[start]

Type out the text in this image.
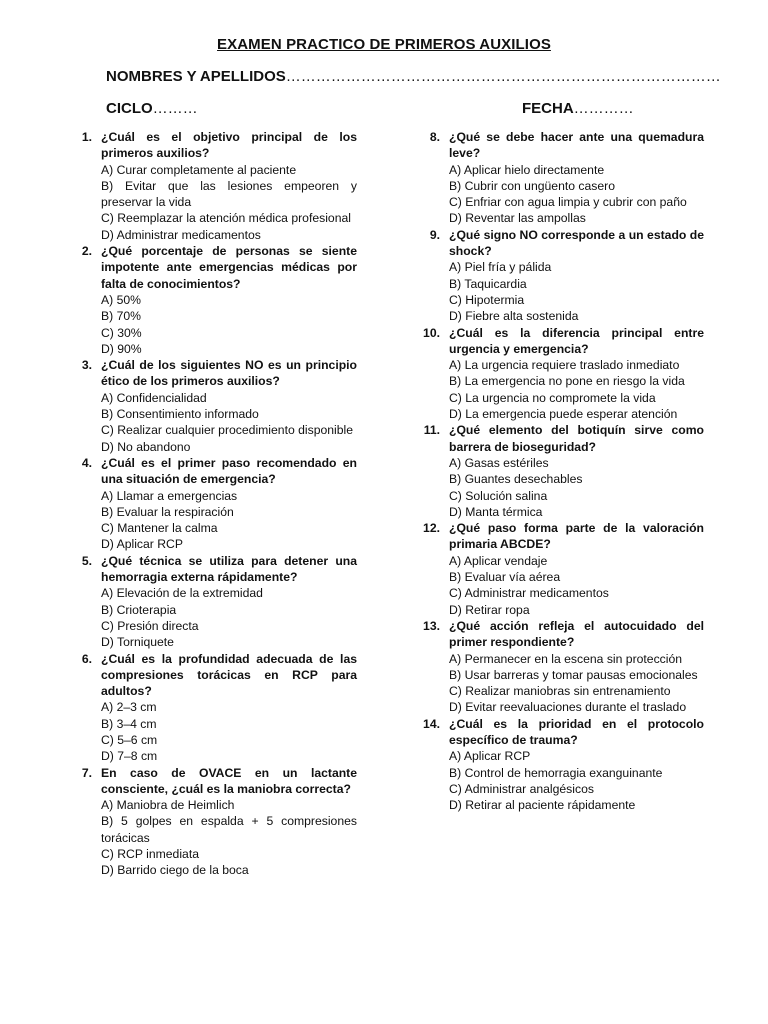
EXAMEN PRACTICO DE PRIMEROS AUXILIOS
NOMBRES Y APELLIDOS……………………………………………………………………………
CICLO………	FECHA…………
1. ¿Cuál es el objetivo principal de los primeros auxilios?
A) Curar completamente al paciente
B) Evitar que las lesiones empeoren y preservar la vida
C) Reemplazar la atención médica profesional
D) Administrar medicamentos
2. ¿Qué porcentaje de personas se siente impotente ante emergencias médicas por falta de conocimientos?
A) 50%
B) 70%
C) 30%
D) 90%
3. ¿Cuál de los siguientes NO es un principio ético de los primeros auxilios?
A) Confidencialidad
B) Consentimiento informado
C) Realizar cualquier procedimiento disponible
D) No abandono
4. ¿Cuál es el primer paso recomendado en una situación de emergencia?
A) Llamar a emergencias
B) Evaluar la respiración
C) Mantener la calma
D) Aplicar RCP
5. ¿Qué técnica se utiliza para detener una hemorragia externa rápidamente?
A) Elevación de la extremidad
B) Crioterapia
C) Presión directa
D) Torniquete
6. ¿Cuál es la profundidad adecuada de las compresiones torácicas en RCP para adultos?
A) 2–3 cm
B) 3–4 cm
C) 5–6 cm
D) 7–8 cm
7. En caso de OVACE en un lactante consciente, ¿cuál es la maniobra correcta?
A) Maniobra de Heimlich
B) 5 golpes en espalda + 5 compresiones torácicas
C) RCP inmediata
D) Barrido ciego de la boca
8. ¿Qué se debe hacer ante una quemadura leve?
A) Aplicar hielo directamente
B) Cubrir con ungüento casero
C) Enfriar con agua limpia y cubrir con paño
D) Reventar las ampollas
9. ¿Qué signo NO corresponde a un estado de shock?
A) Piel fría y pálida
B) Taquicardia
C) Hipotermia
D) Fiebre alta sostenida
10. ¿Cuál es la diferencia principal entre urgencia y emergencia?
A) La urgencia requiere traslado inmediato
B) La emergencia no pone en riesgo la vida
C) La urgencia no compromete la vida
D) La emergencia puede esperar atención
11. ¿Qué elemento del botiquín sirve como barrera de bioseguridad?
A) Gasas estériles
B) Guantes desechables
C) Solución salina
D) Manta térmica
12. ¿Qué paso forma parte de la valoración primaria ABCDE?
A) Aplicar vendaje
B) Evaluar vía aérea
C) Administrar medicamentos
D) Retirar ropa
13. ¿Qué acción refleja el autocuidado del primer respondiente?
A) Permanecer en la escena sin protección
B) Usar barreras y tomar pausas emocionales
C) Realizar maniobras sin entrenamiento
D) Evitar reevaluaciones durante el traslado
14. ¿Cuál es la prioridad en el protocolo específico de trauma?
A) Aplicar RCP
B) Control de hemorragia exanguinante
C) Administrar analgésicos
D) Retirar al paciente rápidamente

[end]

- **To be done**
Reproduce each entry verbatim, excluding any embedded images.

- **Answer to the task**
Type out the text in this image.
EXAMEN PRACTICO DE PRIMEROS AUXILIOS
NOMBRES Y APELLIDOS……………………………………………………………………………
CICLO………	FECHA…………
1. ¿Cuál es el objetivo principal de los primeros auxilios?
A) Curar completamente al paciente
B) Evitar que las lesiones empeoren y preservar la vida
C) Reemplazar la atención médica profesional
D) Administrar medicamentos
2. ¿Qué porcentaje de personas se siente impotente ante emergencias médicas por falta de conocimientos?
A) 50%
B) 70%
C) 30%
D) 90%
3. ¿Cuál de los siguientes NO es un principio ético de los primeros auxilios?
A) Confidencialidad
B) Consentimiento informado
C) Realizar cualquier procedimiento disponible
D) No abandono
4. ¿Cuál es el primer paso recomendado en una situación de emergencia?
A) Llamar a emergencias
B) Evaluar la respiración
C) Mantener la calma
D) Aplicar RCP
5. ¿Qué técnica se utiliza para detener una hemorragia externa rápidamente?
A) Elevación de la extremidad
B) Crioterapia
C) Presión directa
D) Torniquete
6. ¿Cuál es la profundidad adecuada de las compresiones torácicas en RCP para adultos?
A) 2–3 cm
B) 3–4 cm
C) 5–6 cm
D) 7–8 cm
7. En caso de OVACE en un lactante consciente, ¿cuál es la maniobra correcta?
A) Maniobra de Heimlich
B) 5 golpes en espalda + 5 compresiones torácicas
C) RCP inmediata
D) Barrido ciego de la boca
8. ¿Qué se debe hacer ante una quemadura leve?
A) Aplicar hielo directamente
B) Cubrir con ungüento casero
C) Enfriar con agua limpia y cubrir con paño
D) Reventar las ampollas
9. ¿Qué signo NO corresponde a un estado de shock?
A) Piel fría y pálida
B) Taquicardia
C) Hipotermia
D) Fiebre alta sostenida
10. ¿Cuál es la diferencia principal entre urgencia y emergencia?
A) La urgencia requiere traslado inmediato
B) La emergencia no pone en riesgo la vida
C) La urgencia no compromete la vida
D) La emergencia puede esperar atención
11. ¿Qué elemento del botiquín sirve como barrera de bioseguridad?
A) Gasas estériles
B) Guantes desechables
C) Solución salina
D) Manta térmica
12. ¿Qué paso forma parte de la valoración primaria ABCDE?
A) Aplicar vendaje
B) Evaluar vía aérea
C) Administrar medicamentos
D) Retirar ropa
13. ¿Qué acción refleja el autocuidado del primer respondiente?
A) Permanecer en la escena sin protección
B) Usar barreras y tomar pausas emocionales
C) Realizar maniobras sin entrenamiento
D) Evitar reevaluaciones durante el traslado
14. ¿Cuál es la prioridad en el protocolo específico de trauma?
A) Aplicar RCP
B) Control de hemorragia exanguinante
C) Administrar analgésicos
D) Retirar al paciente rápidamente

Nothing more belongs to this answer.